INPUT MATERIAL:
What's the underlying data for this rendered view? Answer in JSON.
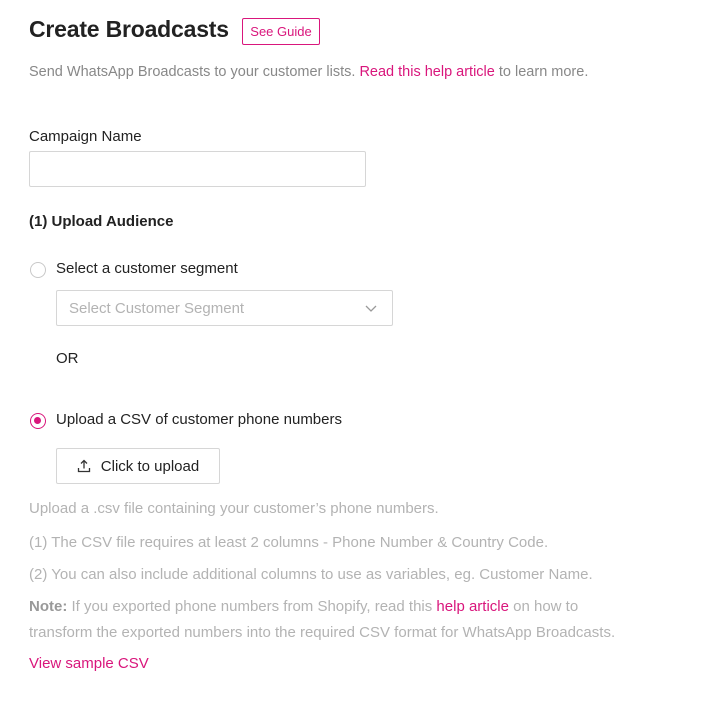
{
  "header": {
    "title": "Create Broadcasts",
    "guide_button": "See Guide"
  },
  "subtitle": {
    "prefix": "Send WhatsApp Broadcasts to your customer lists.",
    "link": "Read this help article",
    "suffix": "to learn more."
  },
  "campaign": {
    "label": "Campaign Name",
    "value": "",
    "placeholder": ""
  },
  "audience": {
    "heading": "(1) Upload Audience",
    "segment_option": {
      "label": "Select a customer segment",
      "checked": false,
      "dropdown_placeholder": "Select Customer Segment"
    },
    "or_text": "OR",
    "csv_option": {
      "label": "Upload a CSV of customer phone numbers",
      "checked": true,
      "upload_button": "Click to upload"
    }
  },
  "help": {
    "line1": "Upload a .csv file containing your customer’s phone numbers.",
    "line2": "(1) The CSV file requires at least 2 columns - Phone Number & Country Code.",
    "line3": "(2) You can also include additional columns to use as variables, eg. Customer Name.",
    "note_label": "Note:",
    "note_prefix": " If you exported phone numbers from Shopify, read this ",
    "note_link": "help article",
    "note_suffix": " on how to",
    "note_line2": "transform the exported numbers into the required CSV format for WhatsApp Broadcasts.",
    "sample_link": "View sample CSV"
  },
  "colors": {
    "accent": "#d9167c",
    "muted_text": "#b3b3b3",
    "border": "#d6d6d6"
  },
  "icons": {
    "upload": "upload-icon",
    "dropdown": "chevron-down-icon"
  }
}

==

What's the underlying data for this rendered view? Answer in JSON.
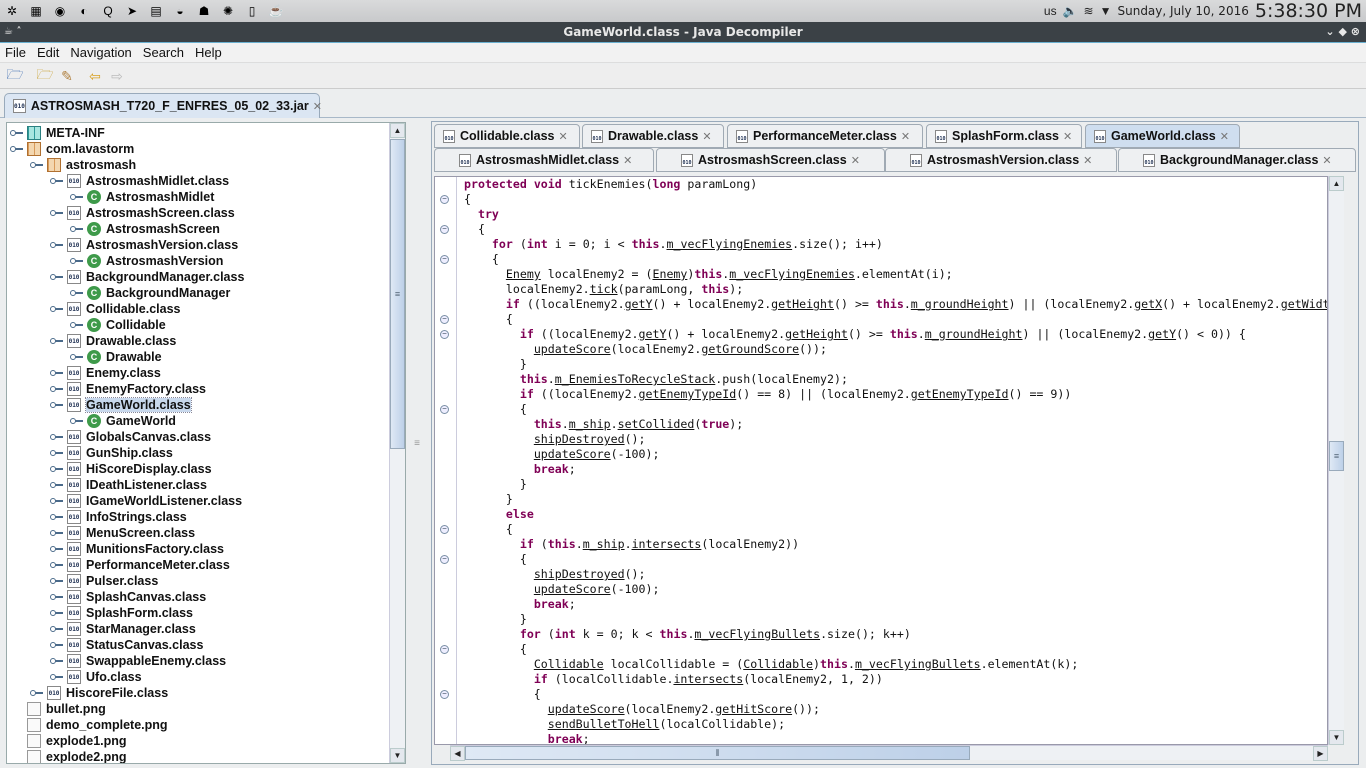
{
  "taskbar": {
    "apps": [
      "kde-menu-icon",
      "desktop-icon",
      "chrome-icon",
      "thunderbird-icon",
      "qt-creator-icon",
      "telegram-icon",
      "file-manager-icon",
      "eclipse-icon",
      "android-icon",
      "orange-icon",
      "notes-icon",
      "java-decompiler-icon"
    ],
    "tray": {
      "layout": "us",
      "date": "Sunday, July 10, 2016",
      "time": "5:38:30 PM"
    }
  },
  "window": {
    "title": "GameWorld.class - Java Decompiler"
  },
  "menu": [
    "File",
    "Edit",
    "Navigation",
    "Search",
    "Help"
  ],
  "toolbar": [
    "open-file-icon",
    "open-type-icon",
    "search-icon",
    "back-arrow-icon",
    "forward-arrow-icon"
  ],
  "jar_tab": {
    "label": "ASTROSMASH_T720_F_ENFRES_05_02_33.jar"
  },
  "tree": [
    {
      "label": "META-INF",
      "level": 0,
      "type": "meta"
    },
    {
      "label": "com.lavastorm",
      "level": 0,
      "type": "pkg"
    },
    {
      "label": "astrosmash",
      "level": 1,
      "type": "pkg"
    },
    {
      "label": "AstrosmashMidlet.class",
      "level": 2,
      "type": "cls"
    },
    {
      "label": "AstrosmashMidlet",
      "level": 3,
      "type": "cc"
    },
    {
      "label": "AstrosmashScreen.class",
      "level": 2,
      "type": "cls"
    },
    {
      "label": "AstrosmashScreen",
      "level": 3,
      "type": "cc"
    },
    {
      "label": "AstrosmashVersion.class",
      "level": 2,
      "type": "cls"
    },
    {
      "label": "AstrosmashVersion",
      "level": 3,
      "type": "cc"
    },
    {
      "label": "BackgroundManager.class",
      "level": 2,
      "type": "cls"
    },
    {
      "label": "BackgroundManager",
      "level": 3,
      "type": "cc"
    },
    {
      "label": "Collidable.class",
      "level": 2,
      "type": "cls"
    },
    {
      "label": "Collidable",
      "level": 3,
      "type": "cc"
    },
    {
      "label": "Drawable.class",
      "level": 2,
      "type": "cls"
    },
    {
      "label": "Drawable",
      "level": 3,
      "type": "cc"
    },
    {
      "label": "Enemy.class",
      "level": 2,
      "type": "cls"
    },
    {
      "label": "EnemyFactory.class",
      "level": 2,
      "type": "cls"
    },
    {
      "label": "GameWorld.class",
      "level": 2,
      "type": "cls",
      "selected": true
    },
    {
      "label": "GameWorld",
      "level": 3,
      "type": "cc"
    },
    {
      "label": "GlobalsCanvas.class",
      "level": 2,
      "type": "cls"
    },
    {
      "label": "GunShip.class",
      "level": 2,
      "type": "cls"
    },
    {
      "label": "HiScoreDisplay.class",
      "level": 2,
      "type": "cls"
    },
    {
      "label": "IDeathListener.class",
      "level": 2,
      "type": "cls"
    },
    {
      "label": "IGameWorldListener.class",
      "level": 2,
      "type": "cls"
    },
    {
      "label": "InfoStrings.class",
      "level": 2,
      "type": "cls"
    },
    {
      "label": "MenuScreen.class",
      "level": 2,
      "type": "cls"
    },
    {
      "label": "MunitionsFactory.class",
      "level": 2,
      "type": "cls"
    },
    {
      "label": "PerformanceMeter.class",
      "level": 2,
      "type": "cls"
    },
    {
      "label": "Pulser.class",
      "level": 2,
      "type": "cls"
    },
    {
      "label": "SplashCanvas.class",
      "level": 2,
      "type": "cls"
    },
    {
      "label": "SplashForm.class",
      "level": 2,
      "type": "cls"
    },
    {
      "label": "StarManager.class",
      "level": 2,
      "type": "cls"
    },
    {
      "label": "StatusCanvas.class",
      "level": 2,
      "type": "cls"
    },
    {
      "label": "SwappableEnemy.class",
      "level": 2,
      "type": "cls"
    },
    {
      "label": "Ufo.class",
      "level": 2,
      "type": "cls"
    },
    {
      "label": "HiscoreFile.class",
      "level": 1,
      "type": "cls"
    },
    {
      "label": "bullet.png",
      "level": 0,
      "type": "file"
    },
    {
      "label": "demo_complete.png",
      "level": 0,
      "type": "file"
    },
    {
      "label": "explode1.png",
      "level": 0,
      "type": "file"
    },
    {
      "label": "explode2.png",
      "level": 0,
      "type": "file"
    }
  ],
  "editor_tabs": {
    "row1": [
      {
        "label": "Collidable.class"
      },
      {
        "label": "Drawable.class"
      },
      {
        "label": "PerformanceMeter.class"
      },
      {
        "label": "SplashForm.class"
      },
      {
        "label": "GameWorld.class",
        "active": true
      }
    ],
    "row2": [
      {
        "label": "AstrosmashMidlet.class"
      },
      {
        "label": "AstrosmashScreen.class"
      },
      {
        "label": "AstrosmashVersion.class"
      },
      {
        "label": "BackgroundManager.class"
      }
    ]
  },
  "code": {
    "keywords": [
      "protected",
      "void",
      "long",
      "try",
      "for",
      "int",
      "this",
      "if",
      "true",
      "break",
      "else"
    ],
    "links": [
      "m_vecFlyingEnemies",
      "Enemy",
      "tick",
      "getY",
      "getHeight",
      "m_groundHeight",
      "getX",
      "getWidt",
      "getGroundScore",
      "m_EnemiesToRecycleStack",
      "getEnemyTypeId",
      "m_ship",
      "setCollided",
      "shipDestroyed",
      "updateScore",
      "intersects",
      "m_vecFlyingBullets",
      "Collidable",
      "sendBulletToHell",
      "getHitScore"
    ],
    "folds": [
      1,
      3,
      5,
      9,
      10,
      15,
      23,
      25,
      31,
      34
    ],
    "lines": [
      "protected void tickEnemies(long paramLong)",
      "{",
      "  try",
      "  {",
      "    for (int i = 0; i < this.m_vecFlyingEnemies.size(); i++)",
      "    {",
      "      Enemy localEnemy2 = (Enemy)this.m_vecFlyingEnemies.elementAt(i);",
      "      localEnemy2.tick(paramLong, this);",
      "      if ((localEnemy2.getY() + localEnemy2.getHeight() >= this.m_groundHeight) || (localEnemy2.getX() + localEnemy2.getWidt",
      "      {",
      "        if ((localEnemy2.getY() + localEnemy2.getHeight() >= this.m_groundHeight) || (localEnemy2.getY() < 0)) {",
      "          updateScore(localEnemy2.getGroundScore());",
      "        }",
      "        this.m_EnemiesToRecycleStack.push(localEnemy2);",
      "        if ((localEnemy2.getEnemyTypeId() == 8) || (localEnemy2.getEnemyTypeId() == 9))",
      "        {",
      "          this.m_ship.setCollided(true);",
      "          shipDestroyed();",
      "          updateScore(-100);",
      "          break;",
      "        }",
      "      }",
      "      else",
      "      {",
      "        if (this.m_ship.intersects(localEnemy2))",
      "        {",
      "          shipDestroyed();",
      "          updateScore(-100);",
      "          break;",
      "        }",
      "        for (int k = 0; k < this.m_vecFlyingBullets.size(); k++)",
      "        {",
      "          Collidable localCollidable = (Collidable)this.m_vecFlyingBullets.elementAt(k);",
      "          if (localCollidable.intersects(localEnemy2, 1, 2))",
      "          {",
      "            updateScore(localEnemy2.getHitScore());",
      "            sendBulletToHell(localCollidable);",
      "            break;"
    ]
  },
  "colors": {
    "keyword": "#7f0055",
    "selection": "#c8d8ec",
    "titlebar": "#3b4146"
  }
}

WRITTEN INSTRUCTION: Where a line contains "your", copy that line.

SOLUTION TO THIS EXERCISE:
    "prefix": "Send WhatsApp Broadcasts to your customer lists.",
    "line1": "Upload a .csv file containing your customer’s phone numbers.",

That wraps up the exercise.